Data to use START

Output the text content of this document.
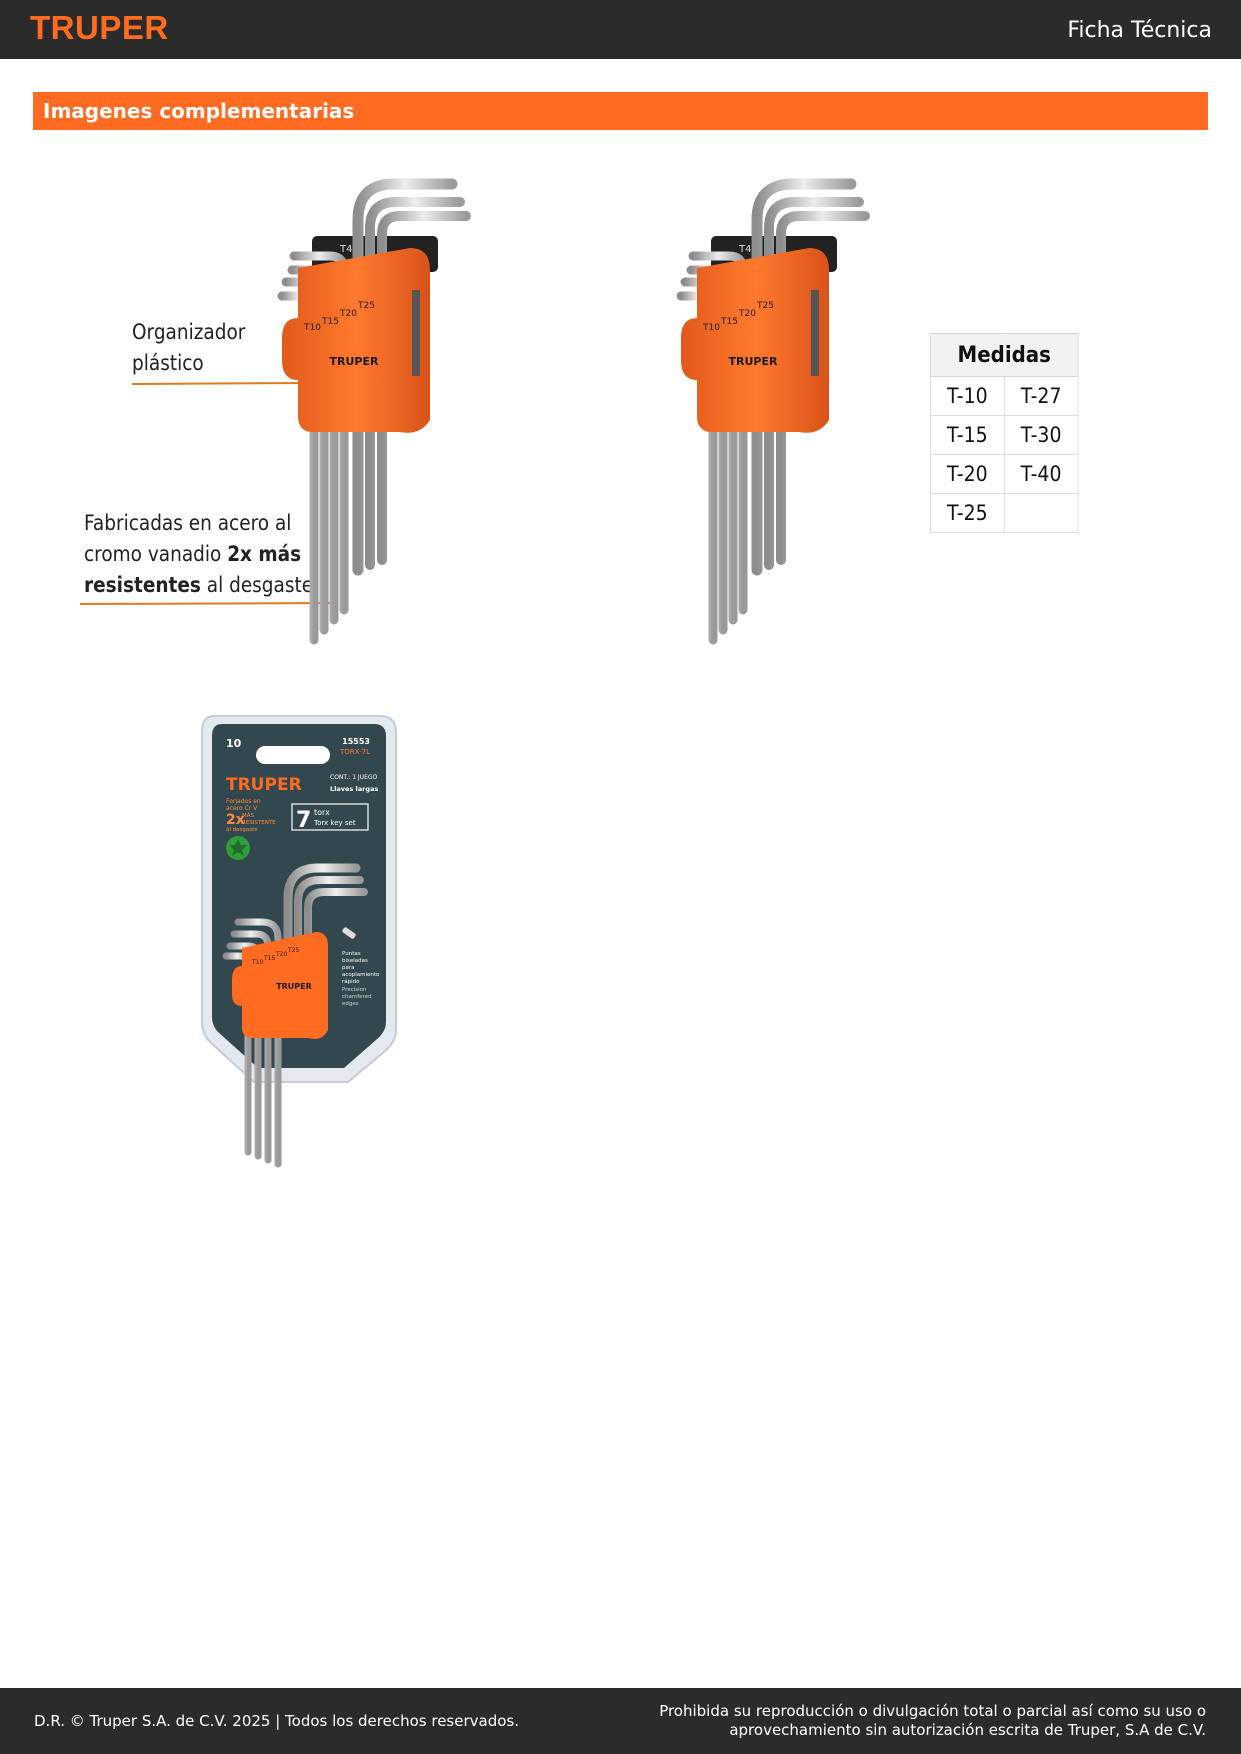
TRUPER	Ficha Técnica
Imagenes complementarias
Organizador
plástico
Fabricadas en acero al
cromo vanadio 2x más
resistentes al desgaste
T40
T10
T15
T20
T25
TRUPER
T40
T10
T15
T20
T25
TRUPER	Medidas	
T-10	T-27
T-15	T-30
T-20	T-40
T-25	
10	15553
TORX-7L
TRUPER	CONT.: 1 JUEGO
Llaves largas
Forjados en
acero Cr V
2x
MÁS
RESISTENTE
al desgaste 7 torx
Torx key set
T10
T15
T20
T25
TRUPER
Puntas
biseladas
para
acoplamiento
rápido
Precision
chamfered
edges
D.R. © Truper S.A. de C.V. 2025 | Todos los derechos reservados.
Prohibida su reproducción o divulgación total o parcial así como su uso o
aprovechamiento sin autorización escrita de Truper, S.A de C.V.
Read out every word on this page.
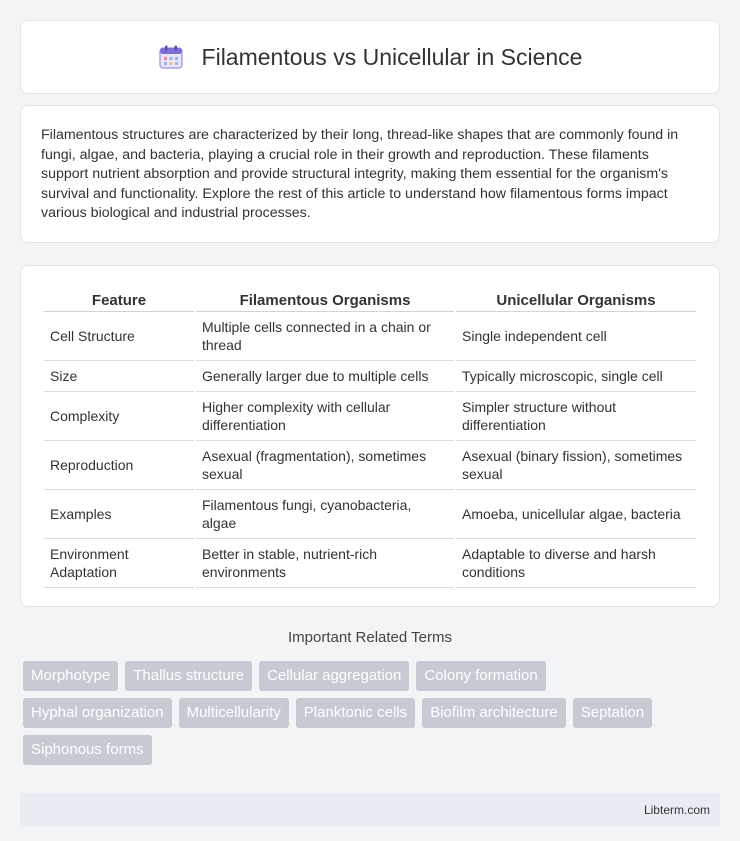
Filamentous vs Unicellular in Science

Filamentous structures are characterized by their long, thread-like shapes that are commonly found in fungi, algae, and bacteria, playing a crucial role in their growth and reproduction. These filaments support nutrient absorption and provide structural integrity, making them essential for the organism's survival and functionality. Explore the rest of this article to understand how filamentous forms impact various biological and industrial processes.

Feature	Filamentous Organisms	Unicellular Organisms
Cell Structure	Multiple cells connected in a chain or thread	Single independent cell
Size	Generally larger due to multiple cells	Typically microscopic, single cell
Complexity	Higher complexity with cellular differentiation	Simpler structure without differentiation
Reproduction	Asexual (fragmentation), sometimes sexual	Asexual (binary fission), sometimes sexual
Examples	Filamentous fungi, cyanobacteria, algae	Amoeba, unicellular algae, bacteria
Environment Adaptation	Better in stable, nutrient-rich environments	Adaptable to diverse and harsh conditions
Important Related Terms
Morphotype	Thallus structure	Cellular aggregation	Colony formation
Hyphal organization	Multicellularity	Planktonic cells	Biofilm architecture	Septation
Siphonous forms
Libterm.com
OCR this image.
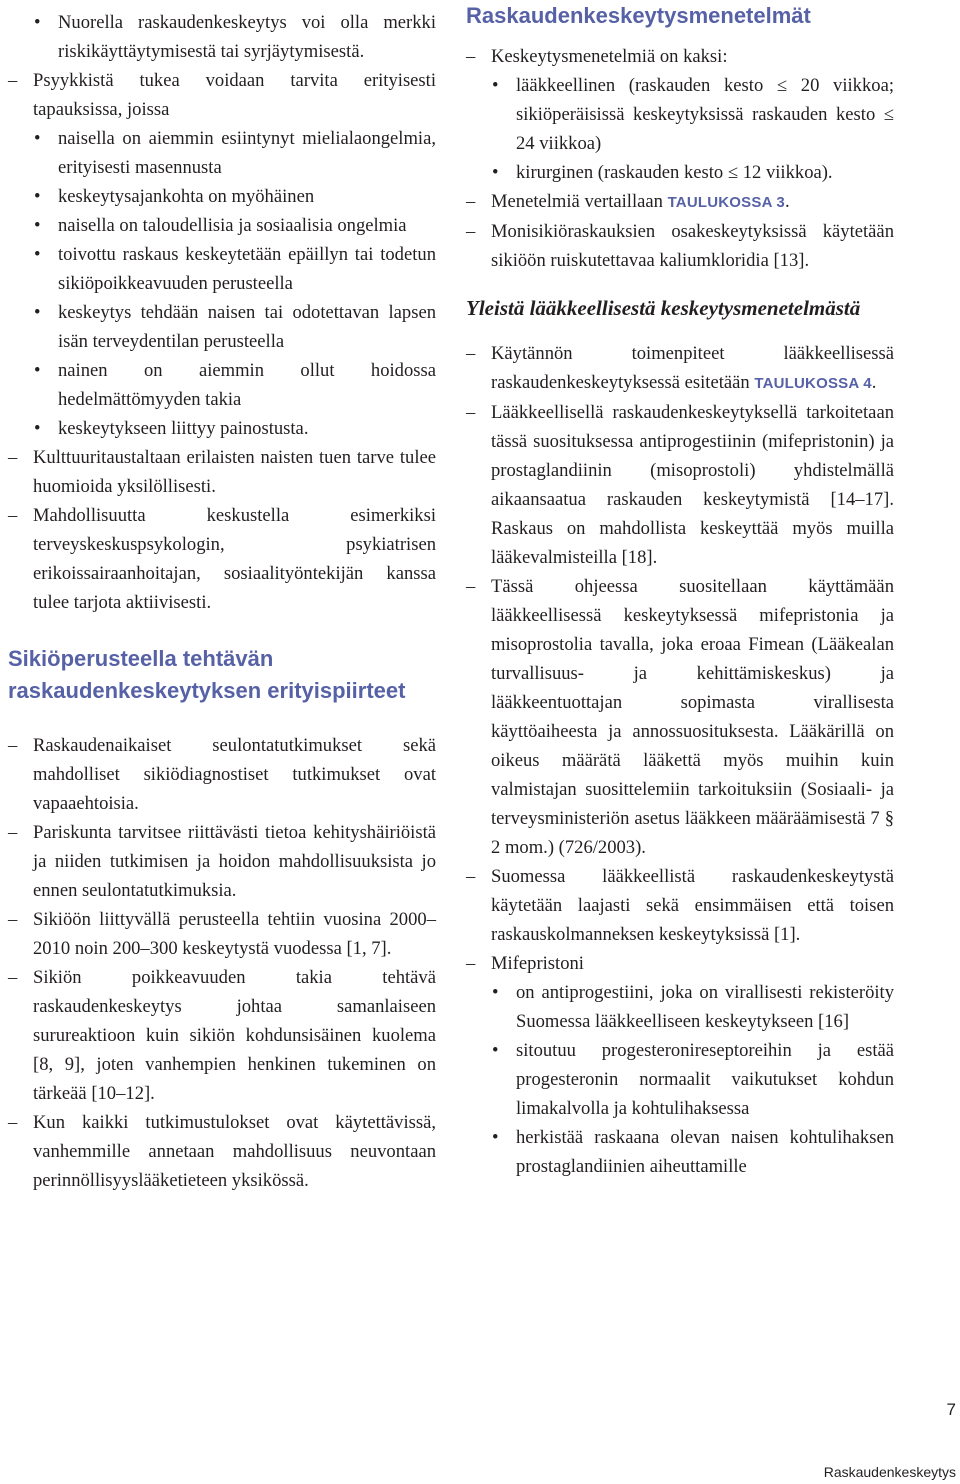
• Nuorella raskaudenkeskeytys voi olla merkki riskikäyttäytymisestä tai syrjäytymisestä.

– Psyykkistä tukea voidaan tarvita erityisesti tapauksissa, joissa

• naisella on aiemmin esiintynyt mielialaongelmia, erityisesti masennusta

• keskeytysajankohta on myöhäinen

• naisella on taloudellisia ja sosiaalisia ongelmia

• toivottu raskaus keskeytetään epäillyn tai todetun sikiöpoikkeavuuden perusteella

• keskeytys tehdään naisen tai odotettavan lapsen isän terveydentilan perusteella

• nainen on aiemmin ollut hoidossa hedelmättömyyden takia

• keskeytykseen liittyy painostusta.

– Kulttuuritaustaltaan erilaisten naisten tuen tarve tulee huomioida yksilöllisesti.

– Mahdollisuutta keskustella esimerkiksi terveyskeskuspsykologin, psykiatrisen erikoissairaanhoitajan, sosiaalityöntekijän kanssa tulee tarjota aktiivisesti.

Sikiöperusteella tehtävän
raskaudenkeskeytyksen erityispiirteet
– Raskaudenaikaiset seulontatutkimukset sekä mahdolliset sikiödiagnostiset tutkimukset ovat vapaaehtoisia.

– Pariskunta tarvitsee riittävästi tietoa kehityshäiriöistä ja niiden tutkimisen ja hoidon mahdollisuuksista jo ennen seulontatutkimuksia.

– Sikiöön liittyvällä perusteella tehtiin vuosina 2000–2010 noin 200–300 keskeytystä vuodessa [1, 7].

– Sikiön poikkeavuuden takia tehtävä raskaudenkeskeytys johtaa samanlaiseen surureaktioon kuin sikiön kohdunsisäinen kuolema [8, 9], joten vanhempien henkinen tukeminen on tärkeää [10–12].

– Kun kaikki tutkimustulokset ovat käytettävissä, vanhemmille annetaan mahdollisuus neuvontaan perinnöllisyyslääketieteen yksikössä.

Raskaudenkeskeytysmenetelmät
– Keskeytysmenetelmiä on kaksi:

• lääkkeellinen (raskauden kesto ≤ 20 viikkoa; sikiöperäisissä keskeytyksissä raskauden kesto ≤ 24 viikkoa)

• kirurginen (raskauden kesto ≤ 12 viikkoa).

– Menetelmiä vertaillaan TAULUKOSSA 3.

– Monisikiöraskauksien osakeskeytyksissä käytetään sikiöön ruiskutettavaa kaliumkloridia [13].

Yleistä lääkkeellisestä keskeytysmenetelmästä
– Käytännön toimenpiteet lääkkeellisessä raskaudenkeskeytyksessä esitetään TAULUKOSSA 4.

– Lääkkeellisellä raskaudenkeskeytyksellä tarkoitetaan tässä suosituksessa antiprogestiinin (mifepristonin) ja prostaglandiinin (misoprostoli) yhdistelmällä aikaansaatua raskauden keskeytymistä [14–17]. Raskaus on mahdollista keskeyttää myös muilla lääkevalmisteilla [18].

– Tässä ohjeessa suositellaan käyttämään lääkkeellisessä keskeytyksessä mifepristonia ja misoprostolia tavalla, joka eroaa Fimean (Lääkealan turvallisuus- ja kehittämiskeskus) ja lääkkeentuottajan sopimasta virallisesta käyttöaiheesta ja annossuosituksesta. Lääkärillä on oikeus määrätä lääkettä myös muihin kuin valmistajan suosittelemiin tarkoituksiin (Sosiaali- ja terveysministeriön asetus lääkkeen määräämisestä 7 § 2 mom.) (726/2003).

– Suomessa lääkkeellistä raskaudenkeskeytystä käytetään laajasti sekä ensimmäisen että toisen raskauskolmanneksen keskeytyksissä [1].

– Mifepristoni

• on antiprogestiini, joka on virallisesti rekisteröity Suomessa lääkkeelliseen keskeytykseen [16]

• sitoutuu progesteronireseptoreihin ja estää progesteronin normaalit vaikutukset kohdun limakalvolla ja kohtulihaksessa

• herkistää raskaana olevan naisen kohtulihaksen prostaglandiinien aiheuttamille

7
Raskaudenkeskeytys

Data to use END

→ **What needs to be done**:
What's needed is an exact retyping of the records, pictures excluded.

→ **Reply**:
Output the text content of this document.
TRUPER	Ficha Técnica
Imagenes complementarias
Organizador
plástico
Fabricadas en acero al
cromo vanadio 2x más
resistentes al desgaste
T40
T10
T15
T20
T25
TRUPER
T40
T10
T15
T20
T25
TRUPER	Medidas	
T-10	T-27
T-15	T-30
T-20	T-40
T-25	
10	15553
TORX-7L
TRUPER	CONT.: 1 JUEGO
Llaves largas
Forjados en
acero Cr V
2x
MÁS
RESISTENTE
al desgaste 7 torx
Torx key set
T10
T15
T20
T25
TRUPER
Puntas
biseladas
para
acoplamiento
rápido
Precision
chamfered
edges
D.R. © Truper S.A. de C.V. 2025 | Todos los derechos reservados.
Prohibida su reproducción o divulgación total o parcial así como su uso o
aprovechamiento sin autorización escrita de Truper, S.A de C.V.
Read out every word on this page.
Filamentous vs Unicellular in Science

Filamentous structures are characterized by their long, thread-like shapes that are commonly found in fungi, algae, and bacteria, playing a crucial role in their growth and reproduction. These filaments support nutrient absorption and provide structural integrity, making them essential for the organism's survival and functionality. Explore the rest of this article to understand how filamentous forms impact various biological and industrial processes.

Feature	Filamentous Organisms	Unicellular Organisms
Cell Structure	Multiple cells connected in a chain or thread	Single independent cell
Size	Generally larger due to multiple cells	Typically microscopic, single cell
Complexity	Higher complexity with cellular differentiation	Simpler structure without differentiation
Reproduction	Asexual (fragmentation), sometimes sexual	Asexual (binary fission), sometimes sexual
Examples	Filamentous fungi, cyanobacteria, algae	Amoeba, unicellular algae, bacteria
Environment Adaptation	Better in stable, nutrient-rich environments	Adaptable to diverse and harsh conditions
Important Related Terms
Morphotype	Thallus structure	Cellular aggregation	Colony formation
Hyphal organization	Multicellularity	Planktonic cells	Biofilm architecture	Septation
Siphonous forms
Libterm.com
OCR this image.
• Nuorella raskaudenkeskeytys voi olla merkki riskikäyttäytymisestä tai syrjäytymisestä.

– Psyykkistä tukea voidaan tarvita erityisesti tapauksissa, joissa

• naisella on aiemmin esiintynyt mielialaongelmia, erityisesti masennusta

• keskeytysajankohta on myöhäinen

• naisella on taloudellisia ja sosiaalisia ongelmia

• toivottu raskaus keskeytetään epäillyn tai todetun sikiöpoikkeavuuden perusteella

• keskeytys tehdään naisen tai odotettavan lapsen isän terveydentilan perusteella

• nainen on aiemmin ollut hoidossa hedelmättömyyden takia

• keskeytykseen liittyy painostusta.

– Kulttuuritaustaltaan erilaisten naisten tuen tarve tulee huomioida yksilöllisesti.

– Mahdollisuutta keskustella esimerkiksi terveyskeskuspsykologin, psykiatrisen erikoissairaanhoitajan, sosiaalityöntekijän kanssa tulee tarjota aktiivisesti.

Sikiöperusteella tehtävän
raskaudenkeskeytyksen erityispiirteet
– Raskaudenaikaiset seulontatutkimukset sekä mahdolliset sikiödiagnostiset tutkimukset ovat vapaaehtoisia.

– Pariskunta tarvitsee riittävästi tietoa kehityshäiriöistä ja niiden tutkimisen ja hoidon mahdollisuuksista jo ennen seulontatutkimuksia.

– Sikiöön liittyvällä perusteella tehtiin vuosina 2000–2010 noin 200–300 keskeytystä vuodessa [1, 7].

– Sikiön poikkeavuuden takia tehtävä raskaudenkeskeytys johtaa samanlaiseen surureaktioon kuin sikiön kohdunsisäinen kuolema [8, 9], joten vanhempien henkinen tukeminen on tärkeää [10–12].

– Kun kaikki tutkimustulokset ovat käytettävissä, vanhemmille annetaan mahdollisuus neuvontaan perinnöllisyyslääketieteen yksikössä.

Raskaudenkeskeytysmenetelmät
– Keskeytysmenetelmiä on kaksi:

• lääkkeellinen (raskauden kesto ≤ 20 viikkoa; sikiöperäisissä keskeytyksissä raskauden kesto ≤ 24 viikkoa)

• kirurginen (raskauden kesto ≤ 12 viikkoa).

– Menetelmiä vertaillaan TAULUKOSSA 3.

– Monisikiöraskauksien osakeskeytyksissä käytetään sikiöön ruiskutettavaa kaliumkloridia [13].

Yleistä lääkkeellisestä keskeytysmenetelmästä
– Käytännön toimenpiteet lääkkeellisessä raskaudenkeskeytyksessä esitetään TAULUKOSSA 4.

– Lääkkeellisellä raskaudenkeskeytyksellä tarkoitetaan tässä suosituksessa antiprogestiinin (mifepristonin) ja prostaglandiinin (misoprostoli) yhdistelmällä aikaansaatua raskauden keskeytymistä [14–17]. Raskaus on mahdollista keskeyttää myös muilla lääkevalmisteilla [18].

– Tässä ohjeessa suositellaan käyttämään lääkkeellisessä keskeytyksessä mifepristonia ja misoprostolia tavalla, joka eroaa Fimean (Lääkealan turvallisuus- ja kehittämiskeskus) ja lääkkeentuottajan sopimasta virallisesta käyttöaiheesta ja annossuosituksesta. Lääkärillä on oikeus määrätä lääkettä myös muihin kuin valmistajan suosittelemiin tarkoituksiin (Sosiaali- ja terveysministeriön asetus lääkkeen määräämisestä 7 § 2 mom.) (726/2003).

– Suomessa lääkkeellistä raskaudenkeskeytystä käytetään laajasti sekä ensimmäisen että toisen raskauskolmanneksen keskeytyksissä [1].

– Mifepristoni

• on antiprogestiini, joka on virallisesti rekisteröity Suomessa lääkkeelliseen keskeytykseen [16]

• sitoutuu progesteronireseptoreihin ja estää progesteronin normaalit vaikutukset kohdun limakalvolla ja kohtulihaksessa

• herkistää raskaana olevan naisen kohtulihaksen prostaglandiinien aiheuttamille

7
Raskaudenkeskeytys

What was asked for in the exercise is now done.